List, from the lines below, each one with "name" in it.

:: Material shown ::

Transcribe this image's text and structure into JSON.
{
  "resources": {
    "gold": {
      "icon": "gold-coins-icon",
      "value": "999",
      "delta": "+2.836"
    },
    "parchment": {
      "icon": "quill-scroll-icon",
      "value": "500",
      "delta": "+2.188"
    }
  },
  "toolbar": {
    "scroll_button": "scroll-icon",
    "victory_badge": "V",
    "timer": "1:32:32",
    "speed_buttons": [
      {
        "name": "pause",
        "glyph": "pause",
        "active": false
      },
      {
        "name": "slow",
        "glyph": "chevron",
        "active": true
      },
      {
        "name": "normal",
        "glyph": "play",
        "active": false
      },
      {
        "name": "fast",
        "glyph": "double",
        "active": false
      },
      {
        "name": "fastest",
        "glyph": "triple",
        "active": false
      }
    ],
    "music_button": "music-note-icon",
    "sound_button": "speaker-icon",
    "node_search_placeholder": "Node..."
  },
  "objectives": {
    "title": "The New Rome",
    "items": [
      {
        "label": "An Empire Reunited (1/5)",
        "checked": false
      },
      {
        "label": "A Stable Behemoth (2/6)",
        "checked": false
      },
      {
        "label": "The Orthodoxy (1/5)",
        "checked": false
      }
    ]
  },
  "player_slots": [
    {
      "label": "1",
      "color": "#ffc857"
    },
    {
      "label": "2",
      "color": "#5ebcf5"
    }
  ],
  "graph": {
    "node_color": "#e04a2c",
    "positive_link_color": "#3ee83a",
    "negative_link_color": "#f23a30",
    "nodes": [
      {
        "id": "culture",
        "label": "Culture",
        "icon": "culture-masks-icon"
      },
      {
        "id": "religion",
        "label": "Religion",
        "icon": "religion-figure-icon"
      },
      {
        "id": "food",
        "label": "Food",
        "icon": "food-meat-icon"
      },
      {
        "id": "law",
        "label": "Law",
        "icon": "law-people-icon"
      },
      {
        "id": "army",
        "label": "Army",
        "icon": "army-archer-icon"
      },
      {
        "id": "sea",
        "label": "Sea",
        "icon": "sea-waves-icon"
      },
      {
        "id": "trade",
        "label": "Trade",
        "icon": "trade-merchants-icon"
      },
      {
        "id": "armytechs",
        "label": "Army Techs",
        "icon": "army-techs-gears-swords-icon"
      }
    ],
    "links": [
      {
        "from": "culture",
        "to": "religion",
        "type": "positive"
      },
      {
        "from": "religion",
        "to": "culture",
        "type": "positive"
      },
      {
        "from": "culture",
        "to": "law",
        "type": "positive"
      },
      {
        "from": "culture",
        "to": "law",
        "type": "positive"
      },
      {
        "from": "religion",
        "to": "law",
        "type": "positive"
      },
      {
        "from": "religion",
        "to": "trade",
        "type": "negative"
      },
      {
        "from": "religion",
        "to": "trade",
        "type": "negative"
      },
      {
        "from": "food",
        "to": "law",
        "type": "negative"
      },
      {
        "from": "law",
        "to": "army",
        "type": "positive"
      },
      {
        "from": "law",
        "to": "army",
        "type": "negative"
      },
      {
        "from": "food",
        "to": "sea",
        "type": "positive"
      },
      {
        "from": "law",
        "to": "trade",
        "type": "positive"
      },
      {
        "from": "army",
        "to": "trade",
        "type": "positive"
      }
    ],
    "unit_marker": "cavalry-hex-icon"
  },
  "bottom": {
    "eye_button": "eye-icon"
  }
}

:::

◆ **Answer in full**:
        "name": "pause",
        "name": "slow",
        "name": "normal",
        "name": "fast",
        "name": "fastest",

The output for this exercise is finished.